*Provided data*:
┏━━

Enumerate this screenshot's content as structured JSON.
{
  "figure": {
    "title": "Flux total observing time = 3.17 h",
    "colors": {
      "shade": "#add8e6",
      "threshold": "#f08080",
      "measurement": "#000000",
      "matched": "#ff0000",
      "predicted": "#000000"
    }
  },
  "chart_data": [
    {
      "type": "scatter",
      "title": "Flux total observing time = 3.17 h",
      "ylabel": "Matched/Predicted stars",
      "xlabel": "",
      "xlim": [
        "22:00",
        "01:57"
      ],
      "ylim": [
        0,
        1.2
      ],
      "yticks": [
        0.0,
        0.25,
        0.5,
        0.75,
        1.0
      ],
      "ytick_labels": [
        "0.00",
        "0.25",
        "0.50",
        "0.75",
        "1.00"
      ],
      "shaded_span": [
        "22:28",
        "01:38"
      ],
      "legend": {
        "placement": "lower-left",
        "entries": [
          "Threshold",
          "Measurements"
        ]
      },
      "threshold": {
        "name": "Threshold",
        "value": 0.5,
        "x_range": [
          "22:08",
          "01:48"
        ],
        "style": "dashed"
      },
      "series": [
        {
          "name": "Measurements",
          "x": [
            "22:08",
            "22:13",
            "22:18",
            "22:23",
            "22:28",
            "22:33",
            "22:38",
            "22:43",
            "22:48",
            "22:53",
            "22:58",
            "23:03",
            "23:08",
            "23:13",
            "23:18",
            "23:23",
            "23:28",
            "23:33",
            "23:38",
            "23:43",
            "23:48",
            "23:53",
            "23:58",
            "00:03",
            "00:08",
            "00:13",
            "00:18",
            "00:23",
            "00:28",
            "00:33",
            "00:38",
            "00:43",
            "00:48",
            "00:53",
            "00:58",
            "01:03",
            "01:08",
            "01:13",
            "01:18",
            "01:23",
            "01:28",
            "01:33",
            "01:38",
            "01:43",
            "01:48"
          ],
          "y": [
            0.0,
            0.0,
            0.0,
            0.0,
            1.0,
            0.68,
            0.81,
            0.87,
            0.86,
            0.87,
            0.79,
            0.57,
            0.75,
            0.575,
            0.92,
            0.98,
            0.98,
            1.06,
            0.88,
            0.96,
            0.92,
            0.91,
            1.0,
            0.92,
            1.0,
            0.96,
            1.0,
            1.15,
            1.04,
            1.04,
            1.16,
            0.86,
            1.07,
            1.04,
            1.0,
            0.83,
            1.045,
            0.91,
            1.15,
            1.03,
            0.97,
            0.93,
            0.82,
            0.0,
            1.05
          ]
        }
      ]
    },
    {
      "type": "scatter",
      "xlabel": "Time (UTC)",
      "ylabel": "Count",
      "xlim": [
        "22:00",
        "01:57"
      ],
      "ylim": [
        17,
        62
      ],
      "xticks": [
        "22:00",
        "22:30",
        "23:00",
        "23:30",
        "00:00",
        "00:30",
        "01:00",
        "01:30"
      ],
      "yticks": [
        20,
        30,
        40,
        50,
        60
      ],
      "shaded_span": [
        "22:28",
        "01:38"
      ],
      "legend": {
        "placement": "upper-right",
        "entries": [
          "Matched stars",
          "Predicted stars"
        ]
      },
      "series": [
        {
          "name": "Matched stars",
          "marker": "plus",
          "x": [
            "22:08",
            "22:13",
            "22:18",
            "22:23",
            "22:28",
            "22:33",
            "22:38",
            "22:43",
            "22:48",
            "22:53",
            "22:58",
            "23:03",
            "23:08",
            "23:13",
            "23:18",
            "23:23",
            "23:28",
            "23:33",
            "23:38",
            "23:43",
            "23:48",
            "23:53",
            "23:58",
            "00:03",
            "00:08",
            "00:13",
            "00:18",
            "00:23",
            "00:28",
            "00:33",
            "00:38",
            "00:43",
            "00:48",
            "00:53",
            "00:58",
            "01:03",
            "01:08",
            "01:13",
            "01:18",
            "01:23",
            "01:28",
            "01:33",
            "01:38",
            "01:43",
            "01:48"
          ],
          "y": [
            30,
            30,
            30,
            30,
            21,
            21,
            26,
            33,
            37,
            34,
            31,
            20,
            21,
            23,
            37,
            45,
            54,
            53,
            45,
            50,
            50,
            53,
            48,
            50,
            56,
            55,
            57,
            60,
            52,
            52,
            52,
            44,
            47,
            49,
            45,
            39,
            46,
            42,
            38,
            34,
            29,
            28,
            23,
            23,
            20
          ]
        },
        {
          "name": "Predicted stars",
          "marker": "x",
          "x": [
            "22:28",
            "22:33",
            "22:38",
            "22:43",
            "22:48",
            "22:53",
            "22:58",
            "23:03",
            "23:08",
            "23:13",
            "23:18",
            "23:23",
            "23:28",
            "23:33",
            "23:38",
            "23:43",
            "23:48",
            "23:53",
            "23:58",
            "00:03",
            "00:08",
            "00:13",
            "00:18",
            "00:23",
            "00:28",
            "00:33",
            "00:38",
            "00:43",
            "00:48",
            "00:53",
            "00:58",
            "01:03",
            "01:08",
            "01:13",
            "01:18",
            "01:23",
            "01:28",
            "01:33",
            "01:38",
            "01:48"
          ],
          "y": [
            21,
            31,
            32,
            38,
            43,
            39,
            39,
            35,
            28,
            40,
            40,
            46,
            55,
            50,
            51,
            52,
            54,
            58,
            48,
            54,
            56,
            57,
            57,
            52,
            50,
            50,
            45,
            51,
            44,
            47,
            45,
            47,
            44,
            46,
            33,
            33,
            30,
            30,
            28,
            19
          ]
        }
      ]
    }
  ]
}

┗━━

*Written instruction*: Provide an exact reproduction of all the entries shown above.

*Full output*:
Enumerate this screenshot's content as structured JSON.
{
  "figure": {
    "title": "Flux total observing time = 3.17 h",
    "colors": {
      "shade": "#add8e6",
      "threshold": "#f08080",
      "measurement": "#000000",
      "matched": "#ff0000",
      "predicted": "#000000"
    }
  },
  "chart_data": [
    {
      "type": "scatter",
      "title": "Flux total observing time = 3.17 h",
      "ylabel": "Matched/Predicted stars",
      "xlabel": "",
      "xlim": [
        "22:00",
        "01:57"
      ],
      "ylim": [
        0,
        1.2
      ],
      "yticks": [
        0.0,
        0.25,
        0.5,
        0.75,
        1.0
      ],
      "ytick_labels": [
        "0.00",
        "0.25",
        "0.50",
        "0.75",
        "1.00"
      ],
      "shaded_span": [
        "22:28",
        "01:38"
      ],
      "legend": {
        "placement": "lower-left",
        "entries": [
          "Threshold",
          "Measurements"
        ]
      },
      "threshold": {
        "name": "Threshold",
        "value": 0.5,
        "x_range": [
          "22:08",
          "01:48"
        ],
        "style": "dashed"
      },
      "series": [
        {
          "name": "Measurements",
          "x": [
            "22:08",
            "22:13",
            "22:18",
            "22:23",
            "22:28",
            "22:33",
            "22:38",
            "22:43",
            "22:48",
            "22:53",
            "22:58",
            "23:03",
            "23:08",
            "23:13",
            "23:18",
            "23:23",
            "23:28",
            "23:33",
            "23:38",
            "23:43",
            "23:48",
            "23:53",
            "23:58",
            "00:03",
            "00:08",
            "00:13",
            "00:18",
            "00:23",
            "00:28",
            "00:33",
            "00:38",
            "00:43",
            "00:48",
            "00:53",
            "00:58",
            "01:03",
            "01:08",
            "01:13",
            "01:18",
            "01:23",
            "01:28",
            "01:33",
            "01:38",
            "01:43",
            "01:48"
          ],
          "y": [
            0.0,
            0.0,
            0.0,
            0.0,
            1.0,
            0.68,
            0.81,
            0.87,
            0.86,
            0.87,
            0.79,
            0.57,
            0.75,
            0.575,
            0.92,
            0.98,
            0.98,
            1.06,
            0.88,
            0.96,
            0.92,
            0.91,
            1.0,
            0.92,
            1.0,
            0.96,
            1.0,
            1.15,
            1.04,
            1.04,
            1.16,
            0.86,
            1.07,
            1.04,
            1.0,
            0.83,
            1.045,
            0.91,
            1.15,
            1.03,
            0.97,
            0.93,
            0.82,
            0.0,
            1.05
          ]
        }
      ]
    },
    {
      "type": "scatter",
      "xlabel": "Time (UTC)",
      "ylabel": "Count",
      "xlim": [
        "22:00",
        "01:57"
      ],
      "ylim": [
        17,
        62
      ],
      "xticks": [
        "22:00",
        "22:30",
        "23:00",
        "23:30",
        "00:00",
        "00:30",
        "01:00",
        "01:30"
      ],
      "yticks": [
        20,
        30,
        40,
        50,
        60
      ],
      "shaded_span": [
        "22:28",
        "01:38"
      ],
      "legend": {
        "placement": "upper-right",
        "entries": [
          "Matched stars",
          "Predicted stars"
        ]
      },
      "series": [
        {
          "name": "Matched stars",
          "marker": "plus",
          "x": [
            "22:08",
            "22:13",
            "22:18",
            "22:23",
            "22:28",
            "22:33",
            "22:38",
            "22:43",
            "22:48",
            "22:53",
            "22:58",
            "23:03",
            "23:08",
            "23:13",
            "23:18",
            "23:23",
            "23:28",
            "23:33",
            "23:38",
            "23:43",
            "23:48",
            "23:53",
            "23:58",
            "00:03",
            "00:08",
            "00:13",
            "00:18",
            "00:23",
            "00:28",
            "00:33",
            "00:38",
            "00:43",
            "00:48",
            "00:53",
            "00:58",
            "01:03",
            "01:08",
            "01:13",
            "01:18",
            "01:23",
            "01:28",
            "01:33",
            "01:38",
            "01:43",
            "01:48"
          ],
          "y": [
            30,
            30,
            30,
            30,
            21,
            21,
            26,
            33,
            37,
            34,
            31,
            20,
            21,
            23,
            37,
            45,
            54,
            53,
            45,
            50,
            50,
            53,
            48,
            50,
            56,
            55,
            57,
            60,
            52,
            52,
            52,
            44,
            47,
            49,
            45,
            39,
            46,
            42,
            38,
            34,
            29,
            28,
            23,
            23,
            20
          ]
        },
        {
          "name": "Predicted stars",
          "marker": "x",
          "x": [
            "22:28",
            "22:33",
            "22:38",
            "22:43",
            "22:48",
            "22:53",
            "22:58",
            "23:03",
            "23:08",
            "23:13",
            "23:18",
            "23:23",
            "23:28",
            "23:33",
            "23:38",
            "23:43",
            "23:48",
            "23:53",
            "23:58",
            "00:03",
            "00:08",
            "00:13",
            "00:18",
            "00:23",
            "00:28",
            "00:33",
            "00:38",
            "00:43",
            "00:48",
            "00:53",
            "00:58",
            "01:03",
            "01:08",
            "01:13",
            "01:18",
            "01:23",
            "01:28",
            "01:33",
            "01:38",
            "01:48"
          ],
          "y": [
            21,
            31,
            32,
            38,
            43,
            39,
            39,
            35,
            28,
            40,
            40,
            46,
            55,
            50,
            51,
            52,
            54,
            58,
            48,
            54,
            56,
            57,
            57,
            52,
            50,
            50,
            45,
            51,
            44,
            47,
            45,
            47,
            44,
            46,
            33,
            33,
            30,
            30,
            28,
            19
          ]
        }
      ]
    }
  ]
}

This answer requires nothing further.